=== Provided data ===
──────

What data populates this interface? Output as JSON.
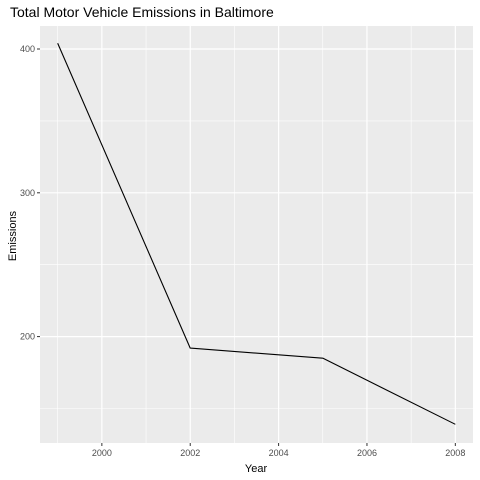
{
  "chart_data": {
    "type": "line",
    "title": "Total Motor Vehicle Emissions in Baltimore",
    "xlabel": "Year",
    "ylabel": "Emissions",
    "x": [
      1999,
      2002,
      2005,
      2008
    ],
    "series": [
      {
        "values": [
          404,
          192,
          185,
          139
        ]
      }
    ],
    "xlim": [
      1998.6,
      2008.4
    ],
    "ylim": [
      126,
      416
    ],
    "x_ticks": [
      2000,
      2002,
      2004,
      2006,
      2008
    ],
    "x_minor_ticks": [
      1999,
      2001,
      2003,
      2005,
      2007
    ],
    "y_ticks": [
      200,
      300,
      400
    ],
    "y_minor_ticks": [
      150,
      250,
      350
    ],
    "grid": true,
    "panel_color": "#ebebeb",
    "grid_color": "#ffffff",
    "line_color": "#000000"
  }
}
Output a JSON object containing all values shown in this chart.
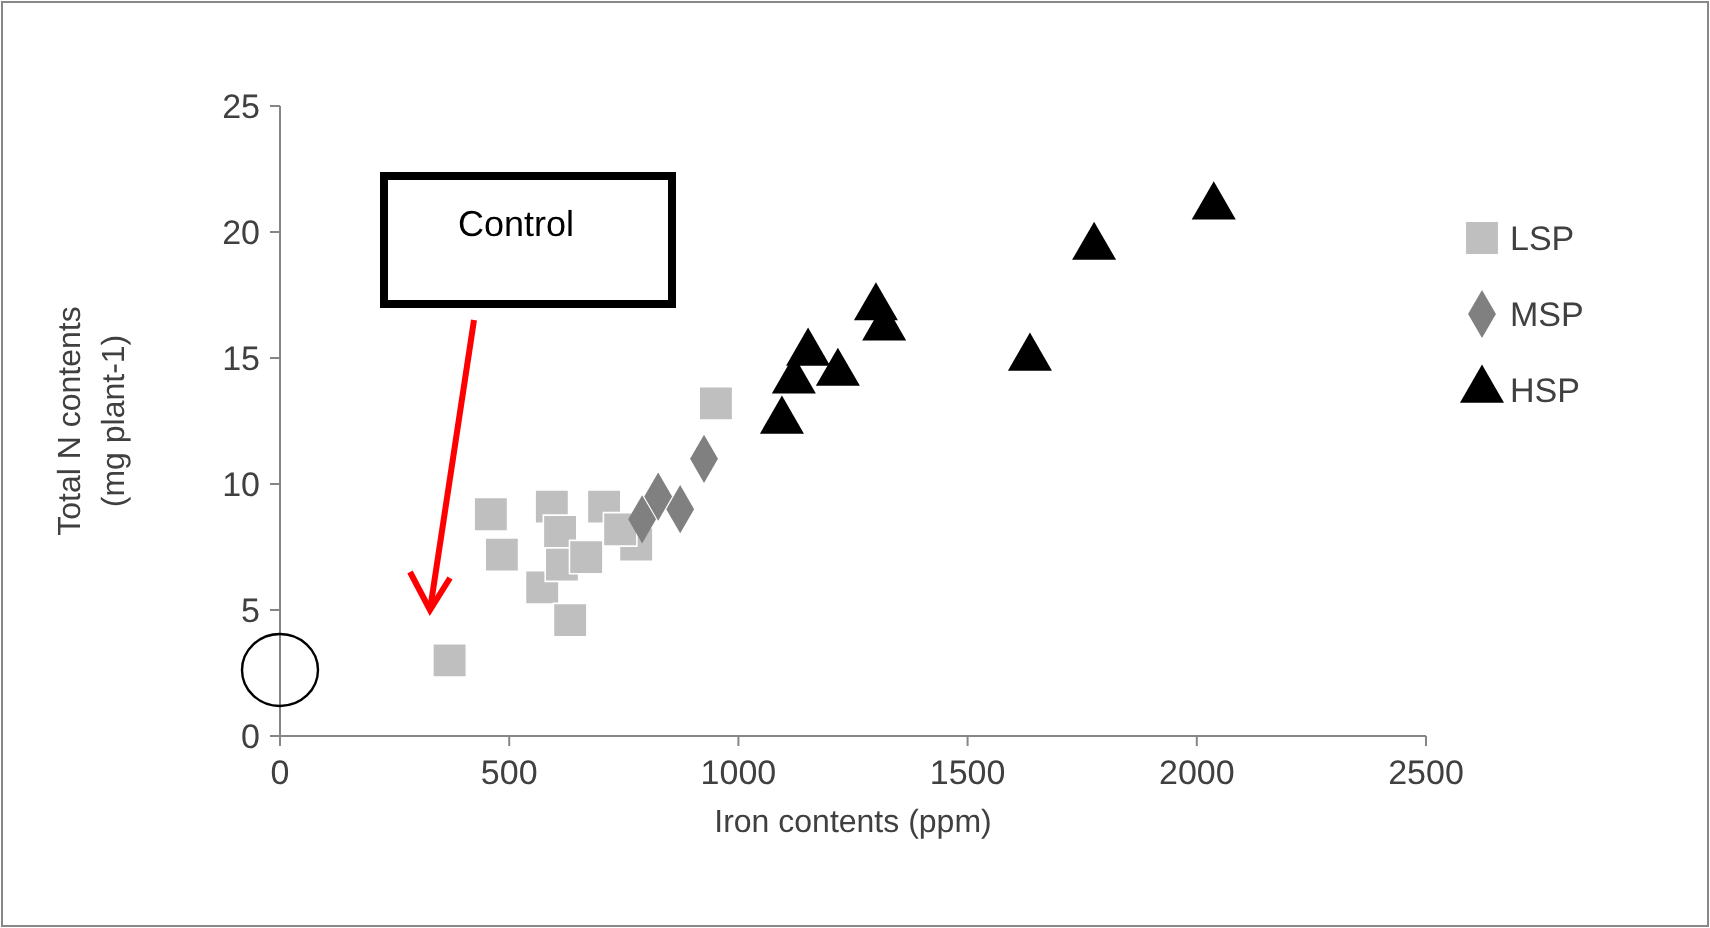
{
  "chart_data": {
    "type": "scatter",
    "xlabel": "Iron contents (ppm)",
    "ylabel": "Total N contents\n(mg plant-1)",
    "xlim": [
      0,
      2500
    ],
    "xticks": [
      0,
      500,
      1000,
      1500,
      2000,
      2500
    ],
    "ylim": [
      0,
      25
    ],
    "yticks": [
      0,
      5,
      10,
      15,
      20,
      25
    ],
    "grid": false,
    "legend": "right",
    "series": [
      {
        "name": "LSP",
        "color": "#bfbfbf",
        "marker": "square",
        "x": [
          370,
          460,
          484,
          593,
          707,
          951,
          611,
          572,
          615,
          668,
          633,
          777,
          742
        ],
        "values": [
          3,
          8.8,
          7.2,
          9.1,
          9.1,
          13.2,
          8.1,
          5.9,
          6.8,
          7.1,
          4.6,
          7.6,
          8.2
        ]
      },
      {
        "name": "MSP",
        "color": "#808080",
        "marker": "diamond",
        "x": [
          790,
          825,
          873,
          925
        ],
        "values": [
          8.6,
          9.5,
          9.0,
          11.0
        ]
      },
      {
        "name": "HSP",
        "color": "#000000",
        "marker": "triangle",
        "x": [
          1095,
          1121,
          1152,
          1217,
          1300,
          1318,
          1636,
          1776,
          2037
        ],
        "values": [
          12.5,
          14.1,
          15.2,
          14.4,
          17.0,
          16.2,
          15.0,
          19.4,
          21.0
        ]
      }
    ],
    "annotations": [
      "Control"
    ]
  }
}
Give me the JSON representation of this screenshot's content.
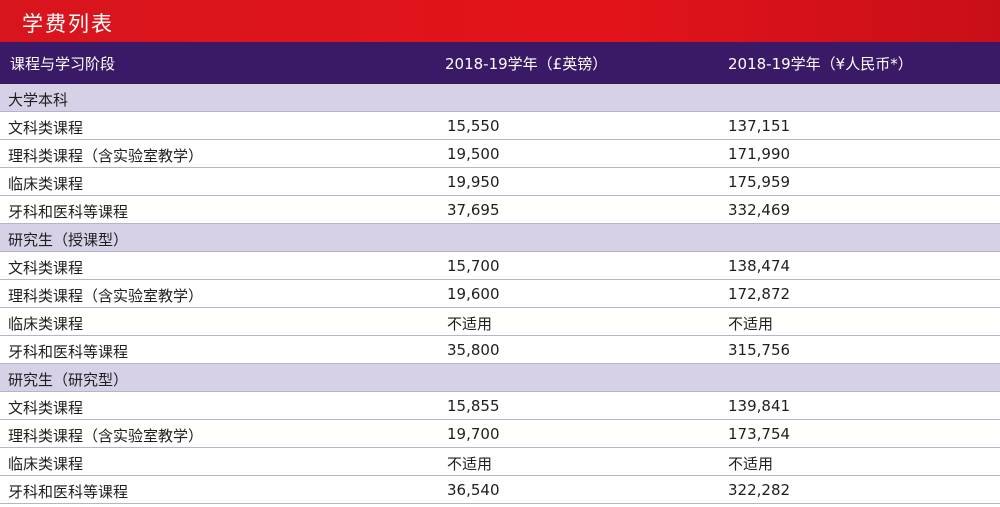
{
  "title": "学费列表",
  "header": {
    "col_course": "课程与学习阶段",
    "col_gbp": "2018-19学年（£英镑）",
    "col_cny": "2018-19学年（¥人民币*）"
  },
  "sections": [
    {
      "label": "大学本科",
      "rows": [
        {
          "course": "文科类课程",
          "gbp": "15,550",
          "cny": "137,151"
        },
        {
          "course": "理科类课程（含实验室教学）",
          "gbp": "19,500",
          "cny": "171,990"
        },
        {
          "course": "临床类课程",
          "gbp": "19,950",
          "cny": "175,959"
        },
        {
          "course": "牙科和医科等课程",
          "gbp": "37,695",
          "cny": "332,469"
        }
      ]
    },
    {
      "label": "研究生（授课型）",
      "rows": [
        {
          "course": "文科类课程",
          "gbp": "15,700",
          "cny": "138,474"
        },
        {
          "course": "理科类课程（含实验室教学）",
          "gbp": "19,600",
          "cny": "172,872"
        },
        {
          "course": "临床类课程",
          "gbp": "不适用",
          "cny": "不适用"
        },
        {
          "course": "牙科和医科等课程",
          "gbp": "35,800",
          "cny": "315,756"
        }
      ]
    },
    {
      "label": "研究生（研究型）",
      "rows": [
        {
          "course": "文科类课程",
          "gbp": "15,855",
          "cny": "139,841"
        },
        {
          "course": "理科类课程（含实验室教学）",
          "gbp": "19,700",
          "cny": "173,754"
        },
        {
          "course": "临床类课程",
          "gbp": "不适用",
          "cny": "不适用"
        },
        {
          "course": "牙科和医科等课程",
          "gbp": "36,540",
          "cny": "322,282"
        }
      ]
    }
  ]
}
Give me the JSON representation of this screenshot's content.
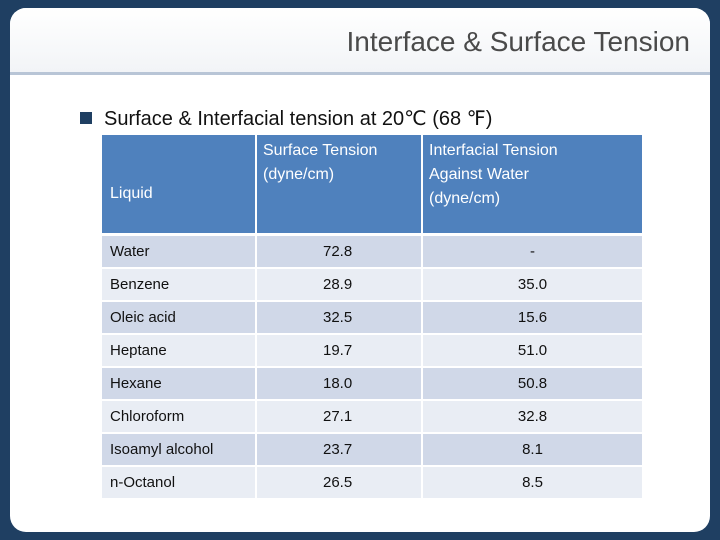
{
  "slide": {
    "title": "Interface & Surface Tension",
    "bullet": "Surface & Interfacial tension at 20℃ (68 ℉)"
  },
  "table": {
    "headers": {
      "liquid": "Liquid",
      "surface_line1": "Surface Tension",
      "surface_line2": "(dyne/cm)",
      "inter_line1": "Interfacial Tension",
      "inter_line2": "Against Water",
      "inter_line3": "(dyne/cm)"
    },
    "rows": [
      {
        "liquid": "Water",
        "surface": "72.8",
        "interfacial": "-"
      },
      {
        "liquid": "Benzene",
        "surface": "28.9",
        "interfacial": "35.0"
      },
      {
        "liquid": "Oleic acid",
        "surface": "32.5",
        "interfacial": "15.6"
      },
      {
        "liquid": "Heptane",
        "surface": "19.7",
        "interfacial": "51.0"
      },
      {
        "liquid": "Hexane",
        "surface": "18.0",
        "interfacial": "50.8"
      },
      {
        "liquid": "Chloroform",
        "surface": "27.1",
        "interfacial": "32.8"
      },
      {
        "liquid": "Isoamyl alcohol",
        "surface": "23.7",
        "interfacial": "8.1"
      },
      {
        "liquid": "n-Octanol",
        "surface": "26.5",
        "interfacial": "8.5"
      }
    ]
  }
}
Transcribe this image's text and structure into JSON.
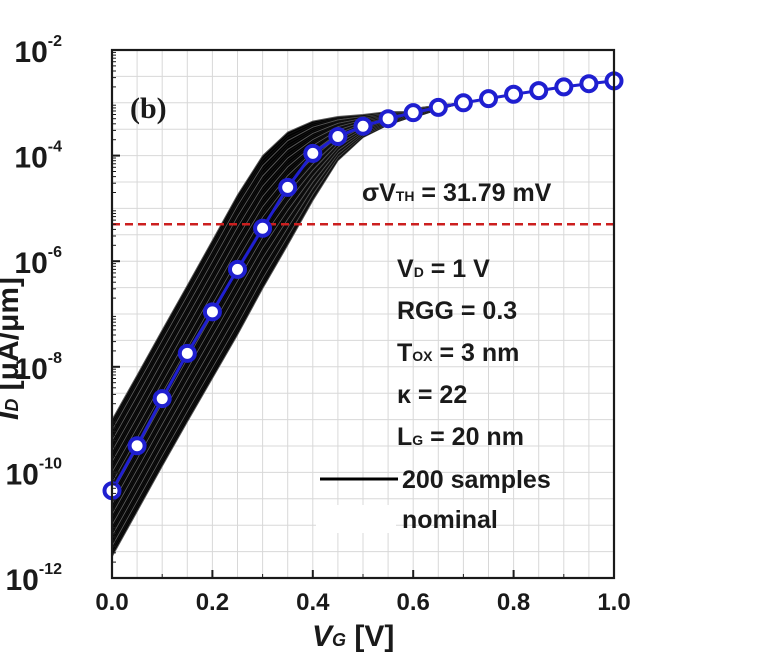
{
  "chart_data": {
    "type": "line",
    "panel_label": "(b)",
    "xlabel": {
      "main": "V",
      "sub": "G",
      "unit": " [V]"
    },
    "ylabel": {
      "main": "I",
      "sub": "D",
      "unit": " [μA/μm]"
    },
    "xlim": [
      0.0,
      1.0
    ],
    "ylim_log10": [
      -12,
      -2
    ],
    "y_scale": "log",
    "grid": true,
    "x_ticks": [
      "0.0",
      "0.2",
      "0.4",
      "0.6",
      "0.8",
      "1.0"
    ],
    "y_tick_base": "10",
    "y_tick_exponents": [
      "-2",
      "-4",
      "-6",
      "-8",
      "-10",
      "-12"
    ],
    "colors": {
      "nominal": "#1f1fd0",
      "samples": "#000000",
      "threshold_line": "#cc1f1f",
      "grid": "#d8d8d8"
    },
    "threshold_line": {
      "y": 5e-06,
      "style": "dashed"
    },
    "annotations": {
      "sigma": {
        "pre": "σV",
        "sub": "TH",
        "post": " = 31.79 mV"
      },
      "vd": {
        "pre": "V",
        "sub": "D",
        "post": " = 1 V"
      },
      "rgg": {
        "pre": "RGG = 0.3",
        "sub": "",
        "post": ""
      },
      "tox": {
        "pre": "T",
        "sub": "OX",
        "post": " = 3 nm"
      },
      "kappa": {
        "pre": "κ = 22",
        "sub": "",
        "post": ""
      },
      "lg": {
        "pre": "L",
        "sub": "G",
        "post": " = 20 nm"
      }
    },
    "legend": {
      "position": "lower-right",
      "entries": [
        {
          "label": "200 samples",
          "style": "black-line"
        },
        {
          "label": "nominal",
          "style": "blue-line-circles"
        }
      ]
    },
    "nominal_series": {
      "x": [
        0.0,
        0.05,
        0.1,
        0.15,
        0.2,
        0.25,
        0.3,
        0.35,
        0.4,
        0.45,
        0.5,
        0.55,
        0.6,
        0.65,
        0.7,
        0.75,
        0.8,
        0.85,
        0.9,
        0.95,
        1.0
      ],
      "y": [
        4.5e-11,
        3.2e-10,
        2.5e-09,
        1.8e-08,
        1.1e-07,
        7e-07,
        4.2e-06,
        2.5e-05,
        0.00011,
        0.00023,
        0.00036,
        0.0005,
        0.00065,
        0.00082,
        0.001,
        0.0012,
        0.00145,
        0.0017,
        0.002,
        0.0023,
        0.0026
      ]
    },
    "samples_band": {
      "count": 200,
      "x": [
        0.0,
        0.05,
        0.1,
        0.15,
        0.2,
        0.25,
        0.3,
        0.35,
        0.4,
        0.45,
        0.5,
        0.55,
        0.6
      ],
      "upper": [
        1e-09,
        7e-09,
        5e-08,
        3.5e-07,
        2.5e-06,
        1.8e-05,
        0.0001,
        0.00028,
        0.00045,
        0.00055,
        0.0006,
        0.00068,
        0.00068
      ],
      "lower": [
        2.5e-12,
        1.8e-11,
        1.3e-10,
        9e-10,
        6e-09,
        4e-08,
        3e-07,
        2e-06,
        1.4e-05,
        8e-05,
        0.00022,
        0.00038,
        0.00055
      ]
    }
  }
}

──────

=== Problem to work on ===
Copy, from the material above, each line in which the string "xlabel" occurs.

=== Task response ===
    "xlabel": "Year",
    "xlabel": "Iron contents (ppm)",
    "xlabel": {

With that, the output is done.